■ **Stated problem**
In your copy, reproduce the entries exactly as they are, minus the images.
↓↓↓
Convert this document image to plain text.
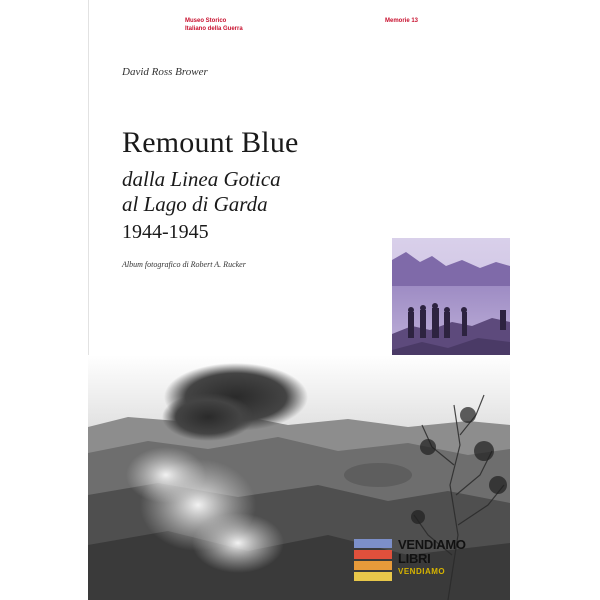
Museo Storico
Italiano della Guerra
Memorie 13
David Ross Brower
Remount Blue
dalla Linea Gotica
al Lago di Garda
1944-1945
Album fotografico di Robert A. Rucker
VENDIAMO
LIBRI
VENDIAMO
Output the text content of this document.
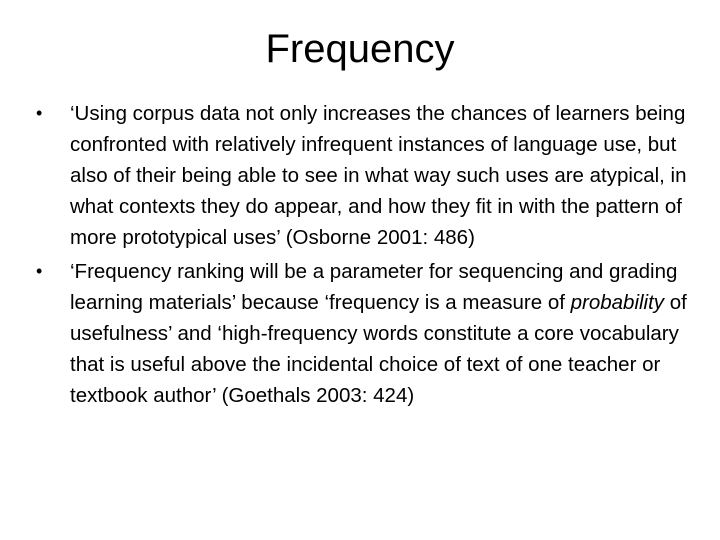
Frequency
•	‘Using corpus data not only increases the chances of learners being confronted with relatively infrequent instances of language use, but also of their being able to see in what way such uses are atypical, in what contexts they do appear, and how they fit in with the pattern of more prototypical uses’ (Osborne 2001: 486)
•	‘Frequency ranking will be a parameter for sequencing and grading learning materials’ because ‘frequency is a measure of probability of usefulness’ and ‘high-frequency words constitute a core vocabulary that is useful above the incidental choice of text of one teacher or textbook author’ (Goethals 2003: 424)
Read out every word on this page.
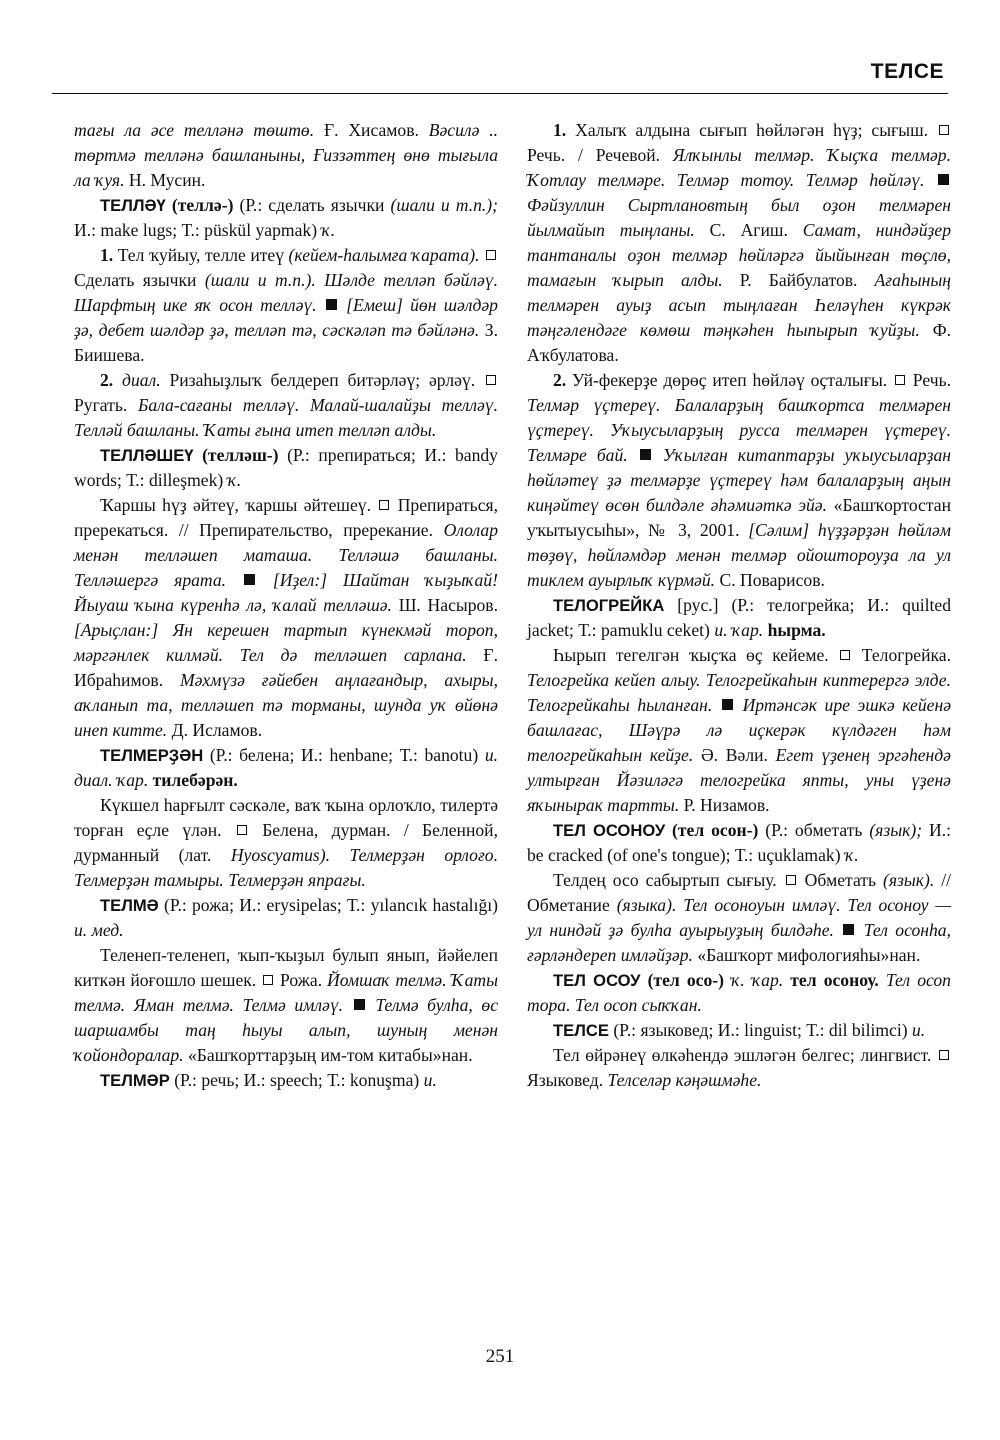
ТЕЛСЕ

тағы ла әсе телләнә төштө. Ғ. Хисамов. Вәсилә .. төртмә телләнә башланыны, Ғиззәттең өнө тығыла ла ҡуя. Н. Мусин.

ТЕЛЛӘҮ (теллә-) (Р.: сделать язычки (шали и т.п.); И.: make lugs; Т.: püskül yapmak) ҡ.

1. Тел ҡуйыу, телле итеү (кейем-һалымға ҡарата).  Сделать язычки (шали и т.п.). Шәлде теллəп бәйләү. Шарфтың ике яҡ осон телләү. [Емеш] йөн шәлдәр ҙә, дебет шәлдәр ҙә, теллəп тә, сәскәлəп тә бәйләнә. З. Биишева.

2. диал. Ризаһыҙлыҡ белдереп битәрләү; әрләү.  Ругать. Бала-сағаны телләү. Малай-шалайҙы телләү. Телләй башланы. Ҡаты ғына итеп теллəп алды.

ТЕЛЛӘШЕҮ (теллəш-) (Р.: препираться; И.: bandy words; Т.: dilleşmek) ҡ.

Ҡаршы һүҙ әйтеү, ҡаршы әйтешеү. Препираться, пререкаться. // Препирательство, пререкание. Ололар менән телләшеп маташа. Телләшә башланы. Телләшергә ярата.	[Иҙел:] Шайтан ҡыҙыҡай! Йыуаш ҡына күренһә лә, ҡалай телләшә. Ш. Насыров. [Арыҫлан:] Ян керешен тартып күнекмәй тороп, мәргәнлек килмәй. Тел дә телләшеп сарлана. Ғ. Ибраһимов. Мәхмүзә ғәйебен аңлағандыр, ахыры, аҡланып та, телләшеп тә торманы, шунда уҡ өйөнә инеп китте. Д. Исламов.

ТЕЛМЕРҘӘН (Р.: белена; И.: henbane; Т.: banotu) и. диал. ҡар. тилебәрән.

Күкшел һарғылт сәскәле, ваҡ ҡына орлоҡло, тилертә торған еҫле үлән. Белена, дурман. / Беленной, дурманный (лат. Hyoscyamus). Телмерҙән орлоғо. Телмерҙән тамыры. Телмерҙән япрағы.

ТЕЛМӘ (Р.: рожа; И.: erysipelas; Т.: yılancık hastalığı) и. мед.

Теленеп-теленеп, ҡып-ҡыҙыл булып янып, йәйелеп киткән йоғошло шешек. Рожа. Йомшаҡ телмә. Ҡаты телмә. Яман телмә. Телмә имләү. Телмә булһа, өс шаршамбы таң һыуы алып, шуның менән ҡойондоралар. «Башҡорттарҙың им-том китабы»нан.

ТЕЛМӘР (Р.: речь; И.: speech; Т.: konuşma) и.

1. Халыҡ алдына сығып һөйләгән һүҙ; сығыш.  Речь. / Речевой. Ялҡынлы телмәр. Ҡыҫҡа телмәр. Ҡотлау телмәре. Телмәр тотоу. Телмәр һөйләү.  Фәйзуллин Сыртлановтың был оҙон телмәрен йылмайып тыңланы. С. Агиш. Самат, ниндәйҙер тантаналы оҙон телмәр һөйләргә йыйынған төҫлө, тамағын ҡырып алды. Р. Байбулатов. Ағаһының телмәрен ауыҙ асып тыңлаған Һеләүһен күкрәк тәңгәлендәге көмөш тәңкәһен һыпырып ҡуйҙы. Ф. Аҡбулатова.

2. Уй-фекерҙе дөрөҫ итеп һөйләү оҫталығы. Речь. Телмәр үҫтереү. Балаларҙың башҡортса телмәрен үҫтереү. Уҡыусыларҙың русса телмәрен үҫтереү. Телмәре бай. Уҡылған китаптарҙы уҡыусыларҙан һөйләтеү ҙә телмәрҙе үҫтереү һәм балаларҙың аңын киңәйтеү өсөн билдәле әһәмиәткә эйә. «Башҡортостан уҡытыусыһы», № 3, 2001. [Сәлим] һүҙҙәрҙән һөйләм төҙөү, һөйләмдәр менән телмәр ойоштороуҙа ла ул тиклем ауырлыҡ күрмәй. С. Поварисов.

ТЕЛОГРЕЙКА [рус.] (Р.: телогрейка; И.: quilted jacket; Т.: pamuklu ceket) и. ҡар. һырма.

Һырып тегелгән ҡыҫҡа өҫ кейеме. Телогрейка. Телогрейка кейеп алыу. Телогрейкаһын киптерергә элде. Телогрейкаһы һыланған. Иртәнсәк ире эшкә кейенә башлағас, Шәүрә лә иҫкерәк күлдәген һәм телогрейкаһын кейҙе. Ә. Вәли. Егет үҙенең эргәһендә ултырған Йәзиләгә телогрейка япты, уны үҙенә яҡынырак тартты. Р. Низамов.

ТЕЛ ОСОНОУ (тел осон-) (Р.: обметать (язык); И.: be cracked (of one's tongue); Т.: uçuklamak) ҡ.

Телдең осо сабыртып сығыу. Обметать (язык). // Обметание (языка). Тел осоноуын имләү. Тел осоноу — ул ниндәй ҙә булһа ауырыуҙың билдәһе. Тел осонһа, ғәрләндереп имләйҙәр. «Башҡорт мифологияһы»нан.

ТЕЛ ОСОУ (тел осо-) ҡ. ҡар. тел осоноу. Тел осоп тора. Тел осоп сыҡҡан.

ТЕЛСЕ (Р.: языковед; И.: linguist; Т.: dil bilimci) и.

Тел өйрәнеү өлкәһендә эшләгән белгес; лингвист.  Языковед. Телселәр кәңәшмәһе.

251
↑↑↑
■ **Solution to the problem**
Convert this document image to plain text.
Museo Storico
Italiano della Guerra
Memorie 13
David Ross Brower
Remount Blue
dalla Linea Gotica
al Lago di Garda
1944-1945
Album fotografico di Robert A. Rucker
VENDIAMO
LIBRI
VENDIAMO
Output the text content of this document.
Frequency
•	‘Using corpus data not only increases the chances of learners being confronted with relatively infrequent instances of language use, but also of their being able to see in what way such uses are atypical, in what contexts they do appear, and how they fit in with the pattern of more prototypical uses’ (Osborne 2001: 486)
•	‘Frequency ranking will be a parameter for sequencing and grading learning materials’ because ‘frequency is a measure of probability of usefulness’ and ‘high-frequency words constitute a core vocabulary that is useful above the incidental choice of text of one teacher or textbook author’ (Goethals 2003: 424)
Read out every word on this page.
ТЕЛСЕ

тағы ла әсе телләнә төштө. Ғ. Хисамов. Вәсилә .. төртмә телләнә башланыны, Ғиззәттең өнө тығыла ла ҡуя. Н. Мусин.

ТЕЛЛӘҮ (теллә-) (Р.: сделать язычки (шали и т.п.); И.: make lugs; Т.: püskül yapmak) ҡ.

1. Тел ҡуйыу, телле итеү (кейем-һалымға ҡарата).  Сделать язычки (шали и т.п.). Шәлде теллəп бәйләү. Шарфтың ике яҡ осон телләү. [Емеш] йөн шәлдәр ҙә, дебет шәлдәр ҙә, теллəп тә, сәскәлəп тә бәйләнә. З. Биишева.

2. диал. Ризаһыҙлыҡ белдереп битәрләү; әрләү.  Ругать. Бала-сағаны телләү. Малай-шалайҙы телләү. Телләй башланы. Ҡаты ғына итеп теллəп алды.

ТЕЛЛӘШЕҮ (теллəш-) (Р.: препираться; И.: bandy words; Т.: dilleşmek) ҡ.

Ҡаршы һүҙ әйтеү, ҡаршы әйтешеү. Препираться, пререкаться. // Препирательство, пререкание. Ололар менән телләшеп маташа. Телләшә башланы. Телләшергә ярата.	[Иҙел:] Шайтан ҡыҙыҡай! Йыуаш ҡына күренһә лә, ҡалай телләшә. Ш. Насыров. [Арыҫлан:] Ян керешен тартып күнекмәй тороп, мәргәнлек килмәй. Тел дә телләшеп сарлана. Ғ. Ибраһимов. Мәхмүзә ғәйебен аңлағандыр, ахыры, аҡланып та, телләшеп тә торманы, шунда уҡ өйөнә инеп китте. Д. Исламов.

ТЕЛМЕРҘӘН (Р.: белена; И.: henbane; Т.: banotu) и. диал. ҡар. тилебәрән.

Күкшел һарғылт сәскәле, ваҡ ҡына орлоҡло, тилертә торған еҫле үлән. Белена, дурман. / Беленной, дурманный (лат. Hyoscyamus). Телмерҙән орлоғо. Телмерҙән тамыры. Телмерҙән япрағы.

ТЕЛМӘ (Р.: рожа; И.: erysipelas; Т.: yılancık hastalığı) и. мед.

Теленеп-теленеп, ҡып-ҡыҙыл булып янып, йәйелеп киткән йоғошло шешек. Рожа. Йомшаҡ телмә. Ҡаты телмә. Яман телмә. Телмә имләү. Телмә булһа, өс шаршамбы таң һыуы алып, шуның менән ҡойондоралар. «Башҡорттарҙың им-том китабы»нан.

ТЕЛМӘР (Р.: речь; И.: speech; Т.: konuşma) и.

1. Халыҡ алдына сығып һөйләгән һүҙ; сығыш.  Речь. / Речевой. Ялҡынлы телмәр. Ҡыҫҡа телмәр. Ҡотлау телмәре. Телмәр тотоу. Телмәр һөйләү.  Фәйзуллин Сыртлановтың был оҙон телмәрен йылмайып тыңланы. С. Агиш. Самат, ниндәйҙер тантаналы оҙон телмәр һөйләргә йыйынған төҫлө, тамағын ҡырып алды. Р. Байбулатов. Ағаһының телмәрен ауыҙ асып тыңлаған Һеләүһен күкрәк тәңгәлендәге көмөш тәңкәһен һыпырып ҡуйҙы. Ф. Аҡбулатова.

2. Уй-фекерҙе дөрөҫ итеп һөйләү оҫталығы. Речь. Телмәр үҫтереү. Балаларҙың башҡортса телмәрен үҫтереү. Уҡыусыларҙың русса телмәрен үҫтереү. Телмәре бай. Уҡылған китаптарҙы уҡыусыларҙан һөйләтеү ҙә телмәрҙе үҫтереү һәм балаларҙың аңын киңәйтеү өсөн билдәле әһәмиәткә эйә. «Башҡортостан уҡытыусыһы», № 3, 2001. [Сәлим] һүҙҙәрҙән һөйләм төҙөү, һөйләмдәр менән телмәр ойоштороуҙа ла ул тиклем ауырлыҡ күрмәй. С. Поварисов.

ТЕЛОГРЕЙКА [рус.] (Р.: телогрейка; И.: quilted jacket; Т.: pamuklu ceket) и. ҡар. һырма.

Һырып тегелгән ҡыҫҡа өҫ кейеме. Телогрейка. Телогрейка кейеп алыу. Телогрейкаһын киптерергә элде. Телогрейкаһы һыланған. Иртәнсәк ире эшкә кейенә башлағас, Шәүрә лә иҫкерәк күлдәген һәм телогрейкаһын кейҙе. Ә. Вәли. Егет үҙенең эргәһендә ултырған Йәзиләгә телогрейка япты, уны үҙенә яҡынырак тартты. Р. Низамов.

ТЕЛ ОСОНОУ (тел осон-) (Р.: обметать (язык); И.: be cracked (of one's tongue); Т.: uçuklamak) ҡ.

Телдең осо сабыртып сығыу. Обметать (язык). // Обметание (языка). Тел осоноуын имләү. Тел осоноу — ул ниндәй ҙә булһа ауырыуҙың билдәһе. Тел осонһа, ғәрләндереп имләйҙәр. «Башҡорт мифологияһы»нан.

ТЕЛ ОСОУ (тел осо-) ҡ. ҡар. тел осоноу. Тел осоп тора. Тел осоп сыҡҡан.

ТЕЛСЕ (Р.: языковед; И.: linguist; Т.: dil bilimci) и.

Тел өйрәнеү өлкәһендә эшләгән белгес; лингвист.  Языковед. Телселәр кәңәшмәһе.

251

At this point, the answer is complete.